What the task asks
Repeat the full listing, word for word.

=== Record set ===

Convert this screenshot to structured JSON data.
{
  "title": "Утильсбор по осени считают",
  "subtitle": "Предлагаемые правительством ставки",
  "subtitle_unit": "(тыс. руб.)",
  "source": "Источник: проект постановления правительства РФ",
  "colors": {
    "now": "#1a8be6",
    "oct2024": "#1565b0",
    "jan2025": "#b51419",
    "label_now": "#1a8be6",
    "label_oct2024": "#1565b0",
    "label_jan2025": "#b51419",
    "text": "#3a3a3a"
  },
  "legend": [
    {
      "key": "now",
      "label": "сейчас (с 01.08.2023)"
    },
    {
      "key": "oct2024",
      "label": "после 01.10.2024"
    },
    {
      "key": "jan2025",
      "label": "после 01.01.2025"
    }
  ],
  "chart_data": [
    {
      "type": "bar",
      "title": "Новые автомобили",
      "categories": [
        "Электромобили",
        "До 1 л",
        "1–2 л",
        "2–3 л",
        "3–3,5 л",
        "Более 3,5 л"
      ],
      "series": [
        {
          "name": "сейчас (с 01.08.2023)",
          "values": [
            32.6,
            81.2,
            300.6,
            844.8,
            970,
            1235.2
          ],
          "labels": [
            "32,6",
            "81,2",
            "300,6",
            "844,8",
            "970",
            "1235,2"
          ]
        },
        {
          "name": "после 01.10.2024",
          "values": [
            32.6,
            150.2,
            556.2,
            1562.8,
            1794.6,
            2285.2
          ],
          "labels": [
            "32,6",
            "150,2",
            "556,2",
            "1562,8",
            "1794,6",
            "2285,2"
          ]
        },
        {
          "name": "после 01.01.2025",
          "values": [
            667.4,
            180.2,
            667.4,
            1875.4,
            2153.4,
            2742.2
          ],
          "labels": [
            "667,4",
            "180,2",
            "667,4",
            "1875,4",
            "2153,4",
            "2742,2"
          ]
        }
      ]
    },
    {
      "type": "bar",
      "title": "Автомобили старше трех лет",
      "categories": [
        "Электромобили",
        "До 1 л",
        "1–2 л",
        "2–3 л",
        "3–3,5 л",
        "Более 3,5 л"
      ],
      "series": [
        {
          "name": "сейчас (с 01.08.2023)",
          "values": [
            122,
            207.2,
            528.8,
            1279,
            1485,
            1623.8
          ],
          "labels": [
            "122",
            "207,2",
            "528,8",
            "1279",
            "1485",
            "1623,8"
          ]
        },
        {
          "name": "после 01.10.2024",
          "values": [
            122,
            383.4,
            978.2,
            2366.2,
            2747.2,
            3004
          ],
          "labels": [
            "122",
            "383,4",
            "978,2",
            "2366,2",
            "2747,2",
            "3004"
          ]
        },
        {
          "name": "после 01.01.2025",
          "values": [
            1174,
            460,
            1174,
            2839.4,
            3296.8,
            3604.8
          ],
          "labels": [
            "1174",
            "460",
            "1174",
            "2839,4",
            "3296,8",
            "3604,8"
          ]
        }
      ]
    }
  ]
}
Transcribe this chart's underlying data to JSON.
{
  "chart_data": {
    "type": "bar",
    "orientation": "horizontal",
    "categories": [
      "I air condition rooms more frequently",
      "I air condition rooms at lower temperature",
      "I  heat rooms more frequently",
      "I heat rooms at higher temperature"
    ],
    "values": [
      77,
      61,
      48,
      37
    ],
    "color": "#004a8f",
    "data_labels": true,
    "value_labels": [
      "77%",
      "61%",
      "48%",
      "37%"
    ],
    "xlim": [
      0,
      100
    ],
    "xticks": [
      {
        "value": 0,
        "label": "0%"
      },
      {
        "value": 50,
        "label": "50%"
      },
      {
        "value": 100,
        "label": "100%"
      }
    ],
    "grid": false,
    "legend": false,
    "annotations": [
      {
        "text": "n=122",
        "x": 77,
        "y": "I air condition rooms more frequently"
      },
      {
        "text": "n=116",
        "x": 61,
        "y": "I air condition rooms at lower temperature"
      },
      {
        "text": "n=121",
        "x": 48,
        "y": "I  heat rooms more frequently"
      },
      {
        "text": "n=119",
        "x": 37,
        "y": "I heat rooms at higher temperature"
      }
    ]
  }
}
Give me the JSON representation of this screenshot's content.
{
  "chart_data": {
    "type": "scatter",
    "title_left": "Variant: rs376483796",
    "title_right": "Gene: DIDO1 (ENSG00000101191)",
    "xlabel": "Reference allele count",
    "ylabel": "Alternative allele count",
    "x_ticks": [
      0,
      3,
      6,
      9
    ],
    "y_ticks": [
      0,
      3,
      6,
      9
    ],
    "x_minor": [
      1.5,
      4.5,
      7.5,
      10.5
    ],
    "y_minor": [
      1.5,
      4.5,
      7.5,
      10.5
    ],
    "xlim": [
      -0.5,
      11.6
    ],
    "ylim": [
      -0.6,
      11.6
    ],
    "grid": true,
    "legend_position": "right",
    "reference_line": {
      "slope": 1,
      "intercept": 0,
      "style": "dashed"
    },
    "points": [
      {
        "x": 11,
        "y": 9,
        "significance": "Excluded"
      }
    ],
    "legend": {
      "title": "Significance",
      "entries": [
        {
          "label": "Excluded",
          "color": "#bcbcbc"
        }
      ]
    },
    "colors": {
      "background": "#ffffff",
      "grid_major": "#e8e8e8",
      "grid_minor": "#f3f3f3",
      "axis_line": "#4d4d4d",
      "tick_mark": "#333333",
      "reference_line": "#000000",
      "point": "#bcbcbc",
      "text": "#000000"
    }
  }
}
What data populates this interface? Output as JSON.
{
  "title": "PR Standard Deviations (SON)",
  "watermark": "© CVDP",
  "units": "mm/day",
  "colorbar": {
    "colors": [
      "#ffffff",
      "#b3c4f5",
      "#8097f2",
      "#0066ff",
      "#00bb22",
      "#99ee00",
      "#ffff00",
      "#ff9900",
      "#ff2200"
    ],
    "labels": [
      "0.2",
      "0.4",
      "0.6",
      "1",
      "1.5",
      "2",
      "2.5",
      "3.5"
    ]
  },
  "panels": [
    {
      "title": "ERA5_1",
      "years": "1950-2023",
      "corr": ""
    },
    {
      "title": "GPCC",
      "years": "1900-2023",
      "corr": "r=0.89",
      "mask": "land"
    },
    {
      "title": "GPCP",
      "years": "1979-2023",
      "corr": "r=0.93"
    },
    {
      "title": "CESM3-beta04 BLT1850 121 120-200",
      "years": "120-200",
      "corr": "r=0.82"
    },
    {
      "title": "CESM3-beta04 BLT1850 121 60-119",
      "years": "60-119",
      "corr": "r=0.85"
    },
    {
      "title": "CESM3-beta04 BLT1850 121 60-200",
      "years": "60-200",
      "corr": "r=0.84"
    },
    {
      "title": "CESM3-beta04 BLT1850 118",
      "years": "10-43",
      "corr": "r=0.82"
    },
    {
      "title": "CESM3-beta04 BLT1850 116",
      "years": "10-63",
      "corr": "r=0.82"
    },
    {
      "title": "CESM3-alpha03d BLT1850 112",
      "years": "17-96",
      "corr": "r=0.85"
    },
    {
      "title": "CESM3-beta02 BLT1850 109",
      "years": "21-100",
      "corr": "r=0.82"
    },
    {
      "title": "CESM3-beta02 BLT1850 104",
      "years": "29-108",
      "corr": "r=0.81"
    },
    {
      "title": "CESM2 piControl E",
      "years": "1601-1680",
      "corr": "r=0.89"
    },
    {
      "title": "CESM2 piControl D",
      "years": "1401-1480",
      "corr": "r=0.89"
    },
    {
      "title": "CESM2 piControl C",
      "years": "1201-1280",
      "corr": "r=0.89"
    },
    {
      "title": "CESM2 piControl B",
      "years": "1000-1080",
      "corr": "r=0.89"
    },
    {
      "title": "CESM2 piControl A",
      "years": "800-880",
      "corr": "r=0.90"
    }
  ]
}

===

Exercise solution
Convert this screenshot to structured JSON data.
{
  "title": "Утильсбор по осени считают",
  "subtitle": "Предлагаемые правительством ставки",
  "subtitle_unit": "(тыс. руб.)",
  "source": "Источник: проект постановления правительства РФ",
  "colors": {
    "now": "#1a8be6",
    "oct2024": "#1565b0",
    "jan2025": "#b51419",
    "label_now": "#1a8be6",
    "label_oct2024": "#1565b0",
    "label_jan2025": "#b51419",
    "text": "#3a3a3a"
  },
  "legend": [
    {
      "key": "now",
      "label": "сейчас (с 01.08.2023)"
    },
    {
      "key": "oct2024",
      "label": "после 01.10.2024"
    },
    {
      "key": "jan2025",
      "label": "после 01.01.2025"
    }
  ],
  "chart_data": [
    {
      "type": "bar",
      "title": "Новые автомобили",
      "categories": [
        "Электромобили",
        "До 1 л",
        "1–2 л",
        "2–3 л",
        "3–3,5 л",
        "Более 3,5 л"
      ],
      "series": [
        {
          "name": "сейчас (с 01.08.2023)",
          "values": [
            32.6,
            81.2,
            300.6,
            844.8,
            970,
            1235.2
          ],
          "labels": [
            "32,6",
            "81,2",
            "300,6",
            "844,8",
            "970",
            "1235,2"
          ]
        },
        {
          "name": "после 01.10.2024",
          "values": [
            32.6,
            150.2,
            556.2,
            1562.8,
            1794.6,
            2285.2
          ],
          "labels": [
            "32,6",
            "150,2",
            "556,2",
            "1562,8",
            "1794,6",
            "2285,2"
          ]
        },
        {
          "name": "после 01.01.2025",
          "values": [
            667.4,
            180.2,
            667.4,
            1875.4,
            2153.4,
            2742.2
          ],
          "labels": [
            "667,4",
            "180,2",
            "667,4",
            "1875,4",
            "2153,4",
            "2742,2"
          ]
        }
      ]
    },
    {
      "type": "bar",
      "title": "Автомобили старше трех лет",
      "categories": [
        "Электромобили",
        "До 1 л",
        "1–2 л",
        "2–3 л",
        "3–3,5 л",
        "Более 3,5 л"
      ],
      "series": [
        {
          "name": "сейчас (с 01.08.2023)",
          "values": [
            122,
            207.2,
            528.8,
            1279,
            1485,
            1623.8
          ],
          "labels": [
            "122",
            "207,2",
            "528,8",
            "1279",
            "1485",
            "1623,8"
          ]
        },
        {
          "name": "после 01.10.2024",
          "values": [
            122,
            383.4,
            978.2,
            2366.2,
            2747.2,
            3004
          ],
          "labels": [
            "122",
            "383,4",
            "978,2",
            "2366,2",
            "2747,2",
            "3004"
          ]
        },
        {
          "name": "после 01.01.2025",
          "values": [
            1174,
            460,
            1174,
            2839.4,
            3296.8,
            3604.8
          ],
          "labels": [
            "1174",
            "460",
            "1174",
            "2839,4",
            "3296,8",
            "3604,8"
          ]
        }
      ]
    }
  ]
}
Transcribe this chart's underlying data to JSON.
{
  "chart_data": {
    "type": "bar",
    "orientation": "horizontal",
    "categories": [
      "I air condition rooms more frequently",
      "I air condition rooms at lower temperature",
      "I  heat rooms more frequently",
      "I heat rooms at higher temperature"
    ],
    "values": [
      77,
      61,
      48,
      37
    ],
    "color": "#004a8f",
    "data_labels": true,
    "value_labels": [
      "77%",
      "61%",
      "48%",
      "37%"
    ],
    "xlim": [
      0,
      100
    ],
    "xticks": [
      {
        "value": 0,
        "label": "0%"
      },
      {
        "value": 50,
        "label": "50%"
      },
      {
        "value": 100,
        "label": "100%"
      }
    ],
    "grid": false,
    "legend": false,
    "annotations": [
      {
        "text": "n=122",
        "x": 77,
        "y": "I air condition rooms more frequently"
      },
      {
        "text": "n=116",
        "x": 61,
        "y": "I air condition rooms at lower temperature"
      },
      {
        "text": "n=121",
        "x": 48,
        "y": "I  heat rooms more frequently"
      },
      {
        "text": "n=119",
        "x": 37,
        "y": "I heat rooms at higher temperature"
      }
    ]
  }
}
Give me the JSON representation of this screenshot's content.
{
  "chart_data": {
    "type": "scatter",
    "title_left": "Variant: rs376483796",
    "title_right": "Gene: DIDO1 (ENSG00000101191)",
    "xlabel": "Reference allele count",
    "ylabel": "Alternative allele count",
    "x_ticks": [
      0,
      3,
      6,
      9
    ],
    "y_ticks": [
      0,
      3,
      6,
      9
    ],
    "x_minor": [
      1.5,
      4.5,
      7.5,
      10.5
    ],
    "y_minor": [
      1.5,
      4.5,
      7.5,
      10.5
    ],
    "xlim": [
      -0.5,
      11.6
    ],
    "ylim": [
      -0.6,
      11.6
    ],
    "grid": true,
    "legend_position": "right",
    "reference_line": {
      "slope": 1,
      "intercept": 0,
      "style": "dashed"
    },
    "points": [
      {
        "x": 11,
        "y": 9,
        "significance": "Excluded"
      }
    ],
    "legend": {
      "title": "Significance",
      "entries": [
        {
          "label": "Excluded",
          "color": "#bcbcbc"
        }
      ]
    },
    "colors": {
      "background": "#ffffff",
      "grid_major": "#e8e8e8",
      "grid_minor": "#f3f3f3",
      "axis_line": "#4d4d4d",
      "tick_mark": "#333333",
      "reference_line": "#000000",
      "point": "#bcbcbc",
      "text": "#000000"
    }
  }
}
What data populates this interface? Output as JSON.
{
  "title": "PR Standard Deviations (SON)",
  "watermark": "© CVDP",
  "units": "mm/day",
  "colorbar": {
    "colors": [
      "#ffffff",
      "#b3c4f5",
      "#8097f2",
      "#0066ff",
      "#00bb22",
      "#99ee00",
      "#ffff00",
      "#ff9900",
      "#ff2200"
    ],
    "labels": [
      "0.2",
      "0.4",
      "0.6",
      "1",
      "1.5",
      "2",
      "2.5",
      "3.5"
    ]
  },
  "panels": [
    {
      "title": "ERA5_1",
      "years": "1950-2023",
      "corr": ""
    },
    {
      "title": "GPCC",
      "years": "1900-2023",
      "corr": "r=0.89",
      "mask": "land"
    },
    {
      "title": "GPCP",
      "years": "1979-2023",
      "corr": "r=0.93"
    },
    {
      "title": "CESM3-beta04 BLT1850 121 120-200",
      "years": "120-200",
      "corr": "r=0.82"
    },
    {
      "title": "CESM3-beta04 BLT1850 121 60-119",
      "years": "60-119",
      "corr": "r=0.85"
    },
    {
      "title": "CESM3-beta04 BLT1850 121 60-200",
      "years": "60-200",
      "corr": "r=0.84"
    },
    {
      "title": "CESM3-beta04 BLT1850 118",
      "years": "10-43",
      "corr": "r=0.82"
    },
    {
      "title": "CESM3-beta04 BLT1850 116",
      "years": "10-63",
      "corr": "r=0.82"
    },
    {
      "title": "CESM3-alpha03d BLT1850 112",
      "years": "17-96",
      "corr": "r=0.85"
    },
    {
      "title": "CESM3-beta02 BLT1850 109",
      "years": "21-100",
      "corr": "r=0.82"
    },
    {
      "title": "CESM3-beta02 BLT1850 104",
      "years": "29-108",
      "corr": "r=0.81"
    },
    {
      "title": "CESM2 piControl E",
      "years": "1601-1680",
      "corr": "r=0.89"
    },
    {
      "title": "CESM2 piControl D",
      "years": "1401-1480",
      "corr": "r=0.89"
    },
    {
      "title": "CESM2 piControl C",
      "years": "1201-1280",
      "corr": "r=0.89"
    },
    {
      "title": "CESM2 piControl B",
      "years": "1000-1080",
      "corr": "r=0.89"
    },
    {
      "title": "CESM2 piControl A",
      "years": "800-880",
      "corr": "r=0.90"
    }
  ]
}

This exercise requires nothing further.